Search the entries for the word "String" and pull out each line that has it.
****************************************
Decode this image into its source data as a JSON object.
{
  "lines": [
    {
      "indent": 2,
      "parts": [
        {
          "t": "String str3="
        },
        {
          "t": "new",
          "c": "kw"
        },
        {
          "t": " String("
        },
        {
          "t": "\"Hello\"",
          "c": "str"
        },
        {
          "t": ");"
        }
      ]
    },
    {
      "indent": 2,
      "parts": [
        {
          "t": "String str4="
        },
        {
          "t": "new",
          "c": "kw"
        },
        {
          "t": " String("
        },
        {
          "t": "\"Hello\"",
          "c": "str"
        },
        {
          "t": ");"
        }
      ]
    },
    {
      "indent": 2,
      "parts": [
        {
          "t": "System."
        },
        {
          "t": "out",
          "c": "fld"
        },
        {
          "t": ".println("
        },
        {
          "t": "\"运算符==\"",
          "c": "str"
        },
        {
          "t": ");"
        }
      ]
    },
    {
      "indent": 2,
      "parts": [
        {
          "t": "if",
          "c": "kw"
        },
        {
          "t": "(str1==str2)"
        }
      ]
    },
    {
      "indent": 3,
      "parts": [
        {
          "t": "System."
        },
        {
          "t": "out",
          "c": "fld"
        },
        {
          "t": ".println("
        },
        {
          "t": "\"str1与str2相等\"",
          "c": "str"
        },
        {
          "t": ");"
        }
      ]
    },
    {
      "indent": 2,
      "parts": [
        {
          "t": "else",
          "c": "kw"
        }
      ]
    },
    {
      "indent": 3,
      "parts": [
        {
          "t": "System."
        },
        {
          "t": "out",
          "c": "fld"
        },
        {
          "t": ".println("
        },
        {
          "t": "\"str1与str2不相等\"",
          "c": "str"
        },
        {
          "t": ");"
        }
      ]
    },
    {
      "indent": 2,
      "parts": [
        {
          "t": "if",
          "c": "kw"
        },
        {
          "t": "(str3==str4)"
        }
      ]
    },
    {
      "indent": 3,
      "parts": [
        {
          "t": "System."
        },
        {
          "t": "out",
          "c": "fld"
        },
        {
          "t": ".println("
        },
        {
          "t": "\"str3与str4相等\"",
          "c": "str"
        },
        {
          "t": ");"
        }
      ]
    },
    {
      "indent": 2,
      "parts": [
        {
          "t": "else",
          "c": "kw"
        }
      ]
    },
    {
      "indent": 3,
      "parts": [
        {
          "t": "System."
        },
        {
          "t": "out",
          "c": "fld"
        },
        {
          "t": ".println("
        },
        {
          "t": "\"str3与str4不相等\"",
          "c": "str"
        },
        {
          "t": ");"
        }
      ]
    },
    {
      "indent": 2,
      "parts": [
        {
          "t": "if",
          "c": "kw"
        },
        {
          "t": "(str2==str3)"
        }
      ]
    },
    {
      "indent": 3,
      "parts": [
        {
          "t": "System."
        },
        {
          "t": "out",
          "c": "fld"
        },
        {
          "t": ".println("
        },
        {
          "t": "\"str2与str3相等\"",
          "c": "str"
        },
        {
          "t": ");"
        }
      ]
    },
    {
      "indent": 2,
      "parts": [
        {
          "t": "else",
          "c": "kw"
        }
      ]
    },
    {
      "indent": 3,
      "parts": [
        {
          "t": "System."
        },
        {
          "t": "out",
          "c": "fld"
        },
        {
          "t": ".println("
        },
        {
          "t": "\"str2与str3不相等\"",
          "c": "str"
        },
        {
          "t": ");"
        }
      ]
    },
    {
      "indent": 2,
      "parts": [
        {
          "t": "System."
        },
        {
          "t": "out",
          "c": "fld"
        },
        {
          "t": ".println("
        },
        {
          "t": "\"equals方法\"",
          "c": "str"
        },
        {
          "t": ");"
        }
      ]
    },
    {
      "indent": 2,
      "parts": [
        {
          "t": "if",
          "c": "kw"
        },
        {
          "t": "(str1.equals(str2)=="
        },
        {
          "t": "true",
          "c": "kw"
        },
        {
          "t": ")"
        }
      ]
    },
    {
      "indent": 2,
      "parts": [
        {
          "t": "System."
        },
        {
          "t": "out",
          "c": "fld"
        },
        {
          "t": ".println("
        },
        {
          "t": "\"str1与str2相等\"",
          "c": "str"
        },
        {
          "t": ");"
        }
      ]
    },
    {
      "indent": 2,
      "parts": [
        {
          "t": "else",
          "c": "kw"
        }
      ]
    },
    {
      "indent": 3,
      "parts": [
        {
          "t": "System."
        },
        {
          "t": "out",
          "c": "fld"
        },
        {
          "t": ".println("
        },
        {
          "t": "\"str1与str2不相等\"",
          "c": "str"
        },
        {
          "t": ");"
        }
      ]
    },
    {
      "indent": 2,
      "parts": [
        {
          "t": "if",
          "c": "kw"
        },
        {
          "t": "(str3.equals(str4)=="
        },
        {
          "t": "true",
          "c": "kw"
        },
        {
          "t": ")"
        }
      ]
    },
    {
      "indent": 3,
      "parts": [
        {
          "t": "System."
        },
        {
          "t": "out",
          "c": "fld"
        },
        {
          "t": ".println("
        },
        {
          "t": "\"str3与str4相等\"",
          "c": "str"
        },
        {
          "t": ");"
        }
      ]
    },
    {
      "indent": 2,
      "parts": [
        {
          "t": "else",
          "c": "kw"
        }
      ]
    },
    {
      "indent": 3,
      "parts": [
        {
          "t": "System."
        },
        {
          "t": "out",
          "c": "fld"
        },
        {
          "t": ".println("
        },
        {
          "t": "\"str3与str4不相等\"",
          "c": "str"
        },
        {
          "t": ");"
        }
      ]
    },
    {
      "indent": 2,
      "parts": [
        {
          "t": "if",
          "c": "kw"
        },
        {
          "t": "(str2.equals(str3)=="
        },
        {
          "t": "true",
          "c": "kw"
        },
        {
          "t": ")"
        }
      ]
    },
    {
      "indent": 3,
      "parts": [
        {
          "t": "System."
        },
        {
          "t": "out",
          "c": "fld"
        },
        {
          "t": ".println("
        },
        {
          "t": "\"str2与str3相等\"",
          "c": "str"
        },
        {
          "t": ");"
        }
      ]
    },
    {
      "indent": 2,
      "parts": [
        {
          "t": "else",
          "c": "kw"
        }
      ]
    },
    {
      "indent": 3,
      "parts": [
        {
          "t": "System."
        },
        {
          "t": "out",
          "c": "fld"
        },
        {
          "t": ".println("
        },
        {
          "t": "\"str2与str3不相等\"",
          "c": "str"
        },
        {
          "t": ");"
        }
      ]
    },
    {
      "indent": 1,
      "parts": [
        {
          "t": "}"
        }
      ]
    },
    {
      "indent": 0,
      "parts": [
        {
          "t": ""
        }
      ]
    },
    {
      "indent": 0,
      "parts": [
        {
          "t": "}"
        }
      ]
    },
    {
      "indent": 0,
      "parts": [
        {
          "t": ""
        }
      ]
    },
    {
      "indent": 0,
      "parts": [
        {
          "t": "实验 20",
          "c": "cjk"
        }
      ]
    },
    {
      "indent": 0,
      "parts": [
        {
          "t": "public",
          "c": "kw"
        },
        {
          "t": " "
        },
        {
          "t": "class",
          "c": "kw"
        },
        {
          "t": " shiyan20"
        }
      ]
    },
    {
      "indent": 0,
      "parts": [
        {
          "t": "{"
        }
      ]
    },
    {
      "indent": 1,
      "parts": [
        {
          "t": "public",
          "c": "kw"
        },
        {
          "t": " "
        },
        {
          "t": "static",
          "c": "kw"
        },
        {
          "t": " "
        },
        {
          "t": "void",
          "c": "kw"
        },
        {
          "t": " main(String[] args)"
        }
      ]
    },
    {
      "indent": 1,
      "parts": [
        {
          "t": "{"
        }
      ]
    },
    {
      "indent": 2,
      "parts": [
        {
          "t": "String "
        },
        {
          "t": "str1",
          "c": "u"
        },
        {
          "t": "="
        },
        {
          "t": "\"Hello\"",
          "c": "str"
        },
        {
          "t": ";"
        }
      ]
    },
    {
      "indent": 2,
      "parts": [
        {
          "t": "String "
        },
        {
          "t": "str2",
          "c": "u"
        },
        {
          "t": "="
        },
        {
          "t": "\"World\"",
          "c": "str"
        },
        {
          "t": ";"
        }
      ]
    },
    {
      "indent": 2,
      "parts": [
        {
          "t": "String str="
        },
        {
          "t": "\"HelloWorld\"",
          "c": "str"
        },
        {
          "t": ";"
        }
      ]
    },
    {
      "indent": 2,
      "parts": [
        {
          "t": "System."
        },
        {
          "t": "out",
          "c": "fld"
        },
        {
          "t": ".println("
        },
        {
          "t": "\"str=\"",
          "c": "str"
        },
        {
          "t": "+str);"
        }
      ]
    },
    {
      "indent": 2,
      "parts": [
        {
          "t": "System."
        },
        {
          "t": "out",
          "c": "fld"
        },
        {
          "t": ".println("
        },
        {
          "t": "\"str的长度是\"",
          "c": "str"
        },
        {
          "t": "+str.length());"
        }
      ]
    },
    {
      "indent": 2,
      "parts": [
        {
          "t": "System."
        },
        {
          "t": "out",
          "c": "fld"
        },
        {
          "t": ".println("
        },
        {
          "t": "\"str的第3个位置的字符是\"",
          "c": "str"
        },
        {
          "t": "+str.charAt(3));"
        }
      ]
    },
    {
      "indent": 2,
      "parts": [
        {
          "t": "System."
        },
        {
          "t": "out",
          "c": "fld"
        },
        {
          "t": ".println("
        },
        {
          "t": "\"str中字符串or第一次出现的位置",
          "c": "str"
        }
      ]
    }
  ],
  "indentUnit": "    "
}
****************************************
» **Full output**
          "t": "String str3="
          "t": " String("
          "t": "String str4="
          "t": " String("
          "t": " main(String[] args)"
          "t": "String "
          "t": "String "
          "t": "String str="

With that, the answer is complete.